What to work on » Extract, word for word, every line from the one containing "Give me the" through the one containing "What's the underlying", with both end lines kept.

(Stored entries)
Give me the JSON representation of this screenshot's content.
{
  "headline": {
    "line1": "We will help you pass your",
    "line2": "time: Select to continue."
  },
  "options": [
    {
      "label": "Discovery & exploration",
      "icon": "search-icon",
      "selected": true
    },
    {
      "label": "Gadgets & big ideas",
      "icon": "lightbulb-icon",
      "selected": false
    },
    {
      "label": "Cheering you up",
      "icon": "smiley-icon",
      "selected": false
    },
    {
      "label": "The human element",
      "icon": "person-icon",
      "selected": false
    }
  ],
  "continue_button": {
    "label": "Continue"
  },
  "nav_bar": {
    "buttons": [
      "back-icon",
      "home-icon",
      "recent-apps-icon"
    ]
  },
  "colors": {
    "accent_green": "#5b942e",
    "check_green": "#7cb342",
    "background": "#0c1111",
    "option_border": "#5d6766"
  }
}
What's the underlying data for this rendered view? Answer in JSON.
--
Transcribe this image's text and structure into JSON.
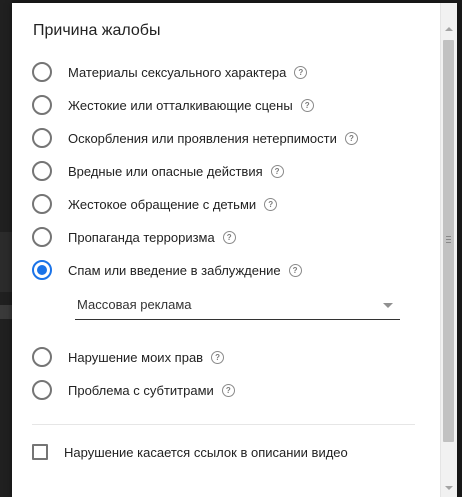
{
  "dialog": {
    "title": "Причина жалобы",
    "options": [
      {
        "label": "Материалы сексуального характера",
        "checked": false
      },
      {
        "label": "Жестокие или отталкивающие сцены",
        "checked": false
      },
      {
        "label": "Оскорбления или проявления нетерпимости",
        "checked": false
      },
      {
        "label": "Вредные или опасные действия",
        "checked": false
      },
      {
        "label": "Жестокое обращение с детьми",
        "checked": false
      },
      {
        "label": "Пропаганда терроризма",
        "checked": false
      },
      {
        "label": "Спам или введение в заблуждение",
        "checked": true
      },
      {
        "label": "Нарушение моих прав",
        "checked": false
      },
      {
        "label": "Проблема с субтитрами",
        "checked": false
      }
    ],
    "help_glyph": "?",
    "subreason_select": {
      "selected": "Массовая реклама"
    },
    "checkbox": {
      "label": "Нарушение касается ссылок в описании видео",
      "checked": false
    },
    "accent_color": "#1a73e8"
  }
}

Exercise response »
Give me the JSON representation of this screenshot's content.
{
  "headline": {
    "line1": "We will help you pass your",
    "line2": "time: Select to continue."
  },
  "options": [
    {
      "label": "Discovery & exploration",
      "icon": "search-icon",
      "selected": true
    },
    {
      "label": "Gadgets & big ideas",
      "icon": "lightbulb-icon",
      "selected": false
    },
    {
      "label": "Cheering you up",
      "icon": "smiley-icon",
      "selected": false
    },
    {
      "label": "The human element",
      "icon": "person-icon",
      "selected": false
    }
  ],
  "continue_button": {
    "label": "Continue"
  },
  "nav_bar": {
    "buttons": [
      "back-icon",
      "home-icon",
      "recent-apps-icon"
    ]
  },
  "colors": {
    "accent_green": "#5b942e",
    "check_green": "#7cb342",
    "background": "#0c1111",
    "option_border": "#5d6766"
  }
}
What's the underlying data for this rendered view? Answer in JSON.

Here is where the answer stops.